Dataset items
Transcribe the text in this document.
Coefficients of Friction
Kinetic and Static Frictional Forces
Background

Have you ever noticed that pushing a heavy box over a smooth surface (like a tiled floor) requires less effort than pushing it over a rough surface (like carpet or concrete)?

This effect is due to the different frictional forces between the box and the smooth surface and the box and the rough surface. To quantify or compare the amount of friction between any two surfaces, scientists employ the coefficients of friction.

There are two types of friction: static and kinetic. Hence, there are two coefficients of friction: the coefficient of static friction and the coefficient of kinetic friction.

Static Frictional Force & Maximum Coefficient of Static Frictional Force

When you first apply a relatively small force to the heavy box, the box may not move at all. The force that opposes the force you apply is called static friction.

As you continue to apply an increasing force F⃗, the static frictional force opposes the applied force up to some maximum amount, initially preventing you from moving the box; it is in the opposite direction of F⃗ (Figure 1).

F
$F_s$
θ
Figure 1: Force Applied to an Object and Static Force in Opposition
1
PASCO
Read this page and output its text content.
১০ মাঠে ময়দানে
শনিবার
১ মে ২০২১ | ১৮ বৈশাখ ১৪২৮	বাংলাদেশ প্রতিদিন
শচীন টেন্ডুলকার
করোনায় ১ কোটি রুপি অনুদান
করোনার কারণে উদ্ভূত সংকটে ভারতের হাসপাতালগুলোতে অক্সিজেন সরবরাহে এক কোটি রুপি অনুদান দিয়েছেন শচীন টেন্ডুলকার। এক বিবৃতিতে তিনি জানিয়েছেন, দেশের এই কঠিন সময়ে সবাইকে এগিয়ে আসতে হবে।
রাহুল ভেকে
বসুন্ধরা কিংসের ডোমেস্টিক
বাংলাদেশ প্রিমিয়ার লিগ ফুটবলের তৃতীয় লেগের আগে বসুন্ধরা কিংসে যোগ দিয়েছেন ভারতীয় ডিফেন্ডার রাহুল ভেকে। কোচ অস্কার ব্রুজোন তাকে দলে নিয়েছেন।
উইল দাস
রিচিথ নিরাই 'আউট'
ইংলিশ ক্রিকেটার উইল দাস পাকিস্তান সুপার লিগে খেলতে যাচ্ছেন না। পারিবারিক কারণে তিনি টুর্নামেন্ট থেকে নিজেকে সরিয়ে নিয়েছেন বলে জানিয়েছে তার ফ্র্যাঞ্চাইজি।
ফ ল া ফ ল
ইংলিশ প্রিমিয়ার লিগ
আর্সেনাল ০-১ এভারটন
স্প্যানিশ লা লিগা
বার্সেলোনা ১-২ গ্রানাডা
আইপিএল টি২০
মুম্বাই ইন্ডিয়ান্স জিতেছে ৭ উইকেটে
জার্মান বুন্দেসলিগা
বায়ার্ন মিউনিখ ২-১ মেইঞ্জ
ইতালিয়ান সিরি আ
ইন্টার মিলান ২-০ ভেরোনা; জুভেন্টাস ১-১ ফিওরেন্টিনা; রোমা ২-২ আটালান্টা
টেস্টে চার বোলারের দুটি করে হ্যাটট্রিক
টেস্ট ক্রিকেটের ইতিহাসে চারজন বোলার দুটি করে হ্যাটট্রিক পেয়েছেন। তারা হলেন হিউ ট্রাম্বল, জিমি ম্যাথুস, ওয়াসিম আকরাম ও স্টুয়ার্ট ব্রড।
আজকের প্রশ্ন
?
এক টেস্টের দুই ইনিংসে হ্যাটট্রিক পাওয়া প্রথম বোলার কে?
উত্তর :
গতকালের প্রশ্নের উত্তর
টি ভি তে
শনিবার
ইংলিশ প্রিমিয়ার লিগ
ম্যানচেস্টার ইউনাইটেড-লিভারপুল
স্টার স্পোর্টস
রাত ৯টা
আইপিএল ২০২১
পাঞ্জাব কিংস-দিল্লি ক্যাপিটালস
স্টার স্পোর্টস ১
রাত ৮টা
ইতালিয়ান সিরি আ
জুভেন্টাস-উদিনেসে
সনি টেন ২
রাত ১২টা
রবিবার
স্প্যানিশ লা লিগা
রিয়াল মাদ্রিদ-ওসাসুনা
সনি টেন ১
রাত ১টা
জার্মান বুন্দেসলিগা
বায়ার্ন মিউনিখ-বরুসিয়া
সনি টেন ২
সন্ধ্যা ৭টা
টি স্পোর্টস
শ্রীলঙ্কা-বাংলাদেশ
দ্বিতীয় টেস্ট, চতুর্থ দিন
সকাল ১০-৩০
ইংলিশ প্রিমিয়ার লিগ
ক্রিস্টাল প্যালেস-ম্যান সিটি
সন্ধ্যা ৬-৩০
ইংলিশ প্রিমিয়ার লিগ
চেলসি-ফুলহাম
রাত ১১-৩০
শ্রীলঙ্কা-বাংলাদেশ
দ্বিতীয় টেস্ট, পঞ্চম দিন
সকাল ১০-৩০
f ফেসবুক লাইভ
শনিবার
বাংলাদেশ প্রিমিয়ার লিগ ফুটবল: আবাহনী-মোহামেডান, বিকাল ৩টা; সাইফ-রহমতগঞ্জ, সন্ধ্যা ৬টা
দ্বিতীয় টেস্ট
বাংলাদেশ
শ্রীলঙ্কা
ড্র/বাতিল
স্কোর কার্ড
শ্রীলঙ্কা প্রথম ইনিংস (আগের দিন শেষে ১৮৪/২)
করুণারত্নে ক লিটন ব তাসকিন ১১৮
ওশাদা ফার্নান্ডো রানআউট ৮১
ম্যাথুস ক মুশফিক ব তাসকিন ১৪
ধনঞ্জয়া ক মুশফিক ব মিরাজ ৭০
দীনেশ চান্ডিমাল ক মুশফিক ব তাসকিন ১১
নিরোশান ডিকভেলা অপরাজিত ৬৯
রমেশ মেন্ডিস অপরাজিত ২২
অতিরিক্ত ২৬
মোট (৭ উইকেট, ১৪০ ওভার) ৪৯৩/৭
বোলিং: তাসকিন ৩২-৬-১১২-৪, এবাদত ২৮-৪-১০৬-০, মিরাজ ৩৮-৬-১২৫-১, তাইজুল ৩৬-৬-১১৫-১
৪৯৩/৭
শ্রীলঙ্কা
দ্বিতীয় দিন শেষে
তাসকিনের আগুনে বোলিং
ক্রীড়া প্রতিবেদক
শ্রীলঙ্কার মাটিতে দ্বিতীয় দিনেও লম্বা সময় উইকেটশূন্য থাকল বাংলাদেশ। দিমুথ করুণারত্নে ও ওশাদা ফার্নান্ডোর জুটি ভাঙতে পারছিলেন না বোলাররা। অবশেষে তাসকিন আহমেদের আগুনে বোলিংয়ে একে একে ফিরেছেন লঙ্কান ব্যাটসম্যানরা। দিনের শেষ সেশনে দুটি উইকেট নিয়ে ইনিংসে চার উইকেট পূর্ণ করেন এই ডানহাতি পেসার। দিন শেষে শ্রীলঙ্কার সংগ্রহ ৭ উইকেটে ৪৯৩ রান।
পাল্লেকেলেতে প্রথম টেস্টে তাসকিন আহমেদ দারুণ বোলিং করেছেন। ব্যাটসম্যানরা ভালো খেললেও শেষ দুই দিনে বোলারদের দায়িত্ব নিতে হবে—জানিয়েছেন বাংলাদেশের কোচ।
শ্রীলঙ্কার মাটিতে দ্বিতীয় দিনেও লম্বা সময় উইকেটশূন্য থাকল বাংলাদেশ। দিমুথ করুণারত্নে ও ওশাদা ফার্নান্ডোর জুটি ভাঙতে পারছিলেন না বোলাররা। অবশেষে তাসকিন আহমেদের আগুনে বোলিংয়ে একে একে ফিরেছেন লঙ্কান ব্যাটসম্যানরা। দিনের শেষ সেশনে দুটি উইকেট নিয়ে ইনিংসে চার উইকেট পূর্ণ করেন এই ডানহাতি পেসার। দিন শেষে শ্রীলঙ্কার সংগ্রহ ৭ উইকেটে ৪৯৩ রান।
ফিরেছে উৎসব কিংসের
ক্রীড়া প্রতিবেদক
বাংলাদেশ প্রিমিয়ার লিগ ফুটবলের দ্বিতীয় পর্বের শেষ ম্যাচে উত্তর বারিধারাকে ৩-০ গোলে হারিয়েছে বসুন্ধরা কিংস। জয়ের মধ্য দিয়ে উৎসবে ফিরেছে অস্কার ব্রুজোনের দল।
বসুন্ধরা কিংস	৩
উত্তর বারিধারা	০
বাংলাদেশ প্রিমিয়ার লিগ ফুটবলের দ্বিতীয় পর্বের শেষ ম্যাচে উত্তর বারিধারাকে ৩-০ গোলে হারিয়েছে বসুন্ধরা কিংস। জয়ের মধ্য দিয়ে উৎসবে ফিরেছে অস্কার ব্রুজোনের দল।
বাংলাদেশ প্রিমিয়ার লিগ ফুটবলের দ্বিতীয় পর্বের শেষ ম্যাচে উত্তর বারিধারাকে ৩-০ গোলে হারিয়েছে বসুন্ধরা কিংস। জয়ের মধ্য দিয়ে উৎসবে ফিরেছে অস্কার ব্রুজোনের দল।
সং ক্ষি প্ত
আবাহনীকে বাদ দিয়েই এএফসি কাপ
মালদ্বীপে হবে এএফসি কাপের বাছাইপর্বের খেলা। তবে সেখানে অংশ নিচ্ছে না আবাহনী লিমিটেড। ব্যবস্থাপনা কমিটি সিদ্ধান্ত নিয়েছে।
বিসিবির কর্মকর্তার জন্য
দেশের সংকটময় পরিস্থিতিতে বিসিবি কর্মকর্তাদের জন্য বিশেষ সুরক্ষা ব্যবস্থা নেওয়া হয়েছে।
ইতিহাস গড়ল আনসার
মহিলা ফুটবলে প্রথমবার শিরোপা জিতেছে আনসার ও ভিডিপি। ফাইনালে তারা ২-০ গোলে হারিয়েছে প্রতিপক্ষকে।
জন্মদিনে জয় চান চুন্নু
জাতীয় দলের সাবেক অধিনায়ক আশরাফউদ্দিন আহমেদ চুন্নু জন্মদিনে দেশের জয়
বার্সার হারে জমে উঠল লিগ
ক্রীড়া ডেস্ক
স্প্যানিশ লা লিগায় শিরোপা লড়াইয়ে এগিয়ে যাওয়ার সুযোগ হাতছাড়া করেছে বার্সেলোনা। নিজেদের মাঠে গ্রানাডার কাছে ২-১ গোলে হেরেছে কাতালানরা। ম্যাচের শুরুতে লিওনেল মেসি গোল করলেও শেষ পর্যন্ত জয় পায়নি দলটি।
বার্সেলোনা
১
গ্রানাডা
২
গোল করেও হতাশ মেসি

## [REQUEST]
Among the lines above, count those containing the word "that" and give nothing but the result.

## [FULL SOLUTION]
2